Work to be completed —
The records below are to be copied word for word, with every picture left out.

- - -

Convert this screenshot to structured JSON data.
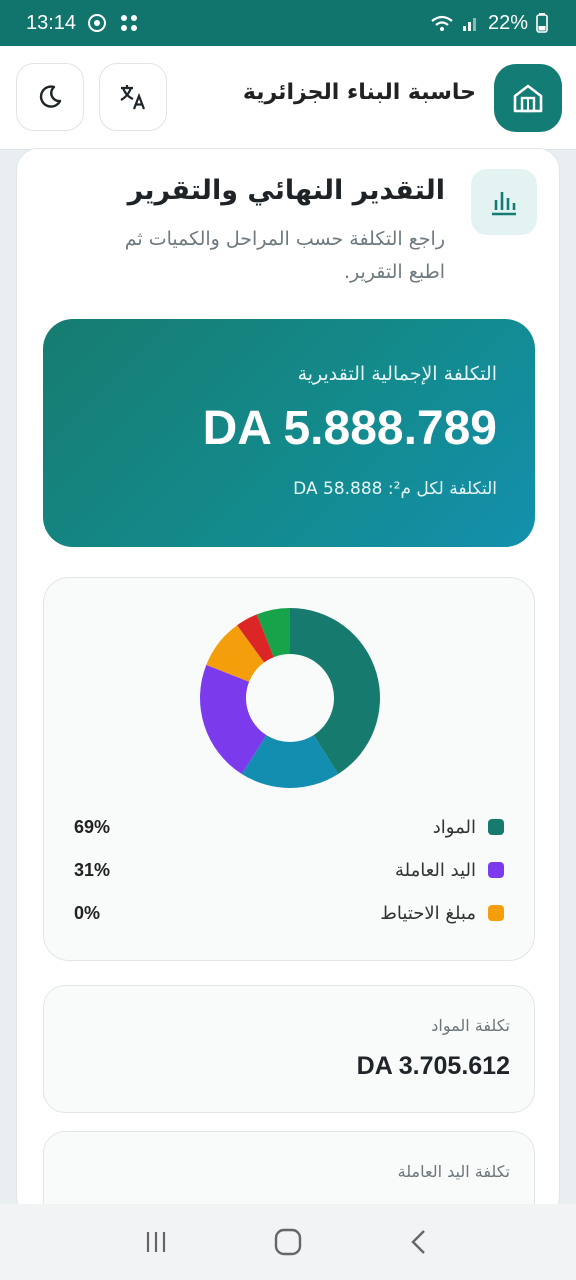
{
  "status_bar": {
    "time": "13:14",
    "battery": "22%"
  },
  "header": {
    "title": "حاسبة البناء الجزائرية",
    "icons": {
      "theme": "moon-icon",
      "language": "translate-icon",
      "home": "home-icon"
    }
  },
  "section": {
    "title": "التقدير النهائي والتقرير",
    "subtitle": "راجع التكلفة حسب المراحل والكميات ثم اطبع التقرير.",
    "icon": "bar-chart-icon"
  },
  "total": {
    "label": "التكلفة الإجمالية التقديرية",
    "value": "DA 5.888.789",
    "per_m2": "التكلفة لكل م²: 58.888 DA"
  },
  "chart_data": {
    "type": "pie",
    "style": "donut",
    "slices": [
      {
        "value": 41,
        "color": "#177a6e"
      },
      {
        "value": 18,
        "color": "#138eb1"
      },
      {
        "value": 22,
        "color": "#7c3aed"
      },
      {
        "value": 9,
        "color": "#f59e0b"
      },
      {
        "value": 4,
        "color": "#dc2626"
      },
      {
        "value": 6,
        "color": "#16a34a"
      }
    ],
    "legend": [
      {
        "label": "المواد",
        "pct": "69%",
        "color": "#177a6e"
      },
      {
        "label": "اليد العاملة",
        "pct": "31%",
        "color": "#7c3aed"
      },
      {
        "label": "مبلغ الاحتياط",
        "pct": "0%",
        "color": "#f59e0b"
      }
    ]
  },
  "costs": [
    {
      "label": "تكلفة المواد",
      "value": "DA 3.705.612"
    },
    {
      "label": "تكلفة اليد العاملة",
      "value": ""
    }
  ],
  "nav": {
    "icons": [
      "recents-icon",
      "home-circle-icon",
      "back-icon"
    ]
  }
}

- - -

Correct output —
Convert this screenshot to structured JSON data.
{
  "status_bar": {
    "time": "13:14",
    "battery": "22%"
  },
  "header": {
    "title": "حاسبة البناء الجزائرية",
    "icons": {
      "theme": "moon-icon",
      "language": "translate-icon",
      "home": "home-icon"
    }
  },
  "section": {
    "title": "التقدير النهائي والتقرير",
    "subtitle": "راجع التكلفة حسب المراحل والكميات ثم اطبع التقرير.",
    "icon": "bar-chart-icon"
  },
  "total": {
    "label": "التكلفة الإجمالية التقديرية",
    "value": "DA 5.888.789",
    "per_m2": "التكلفة لكل م²: 58.888 DA"
  },
  "chart_data": {
    "type": "pie",
    "style": "donut",
    "slices": [
      {
        "value": 41,
        "color": "#177a6e"
      },
      {
        "value": 18,
        "color": "#138eb1"
      },
      {
        "value": 22,
        "color": "#7c3aed"
      },
      {
        "value": 9,
        "color": "#f59e0b"
      },
      {
        "value": 4,
        "color": "#dc2626"
      },
      {
        "value": 6,
        "color": "#16a34a"
      }
    ],
    "legend": [
      {
        "label": "المواد",
        "pct": "69%",
        "color": "#177a6e"
      },
      {
        "label": "اليد العاملة",
        "pct": "31%",
        "color": "#7c3aed"
      },
      {
        "label": "مبلغ الاحتياط",
        "pct": "0%",
        "color": "#f59e0b"
      }
    ]
  },
  "costs": [
    {
      "label": "تكلفة المواد",
      "value": "DA 3.705.612"
    },
    {
      "label": "تكلفة اليد العاملة",
      "value": ""
    }
  ],
  "nav": {
    "icons": [
      "recents-icon",
      "home-circle-icon",
      "back-icon"
    ]
  }
}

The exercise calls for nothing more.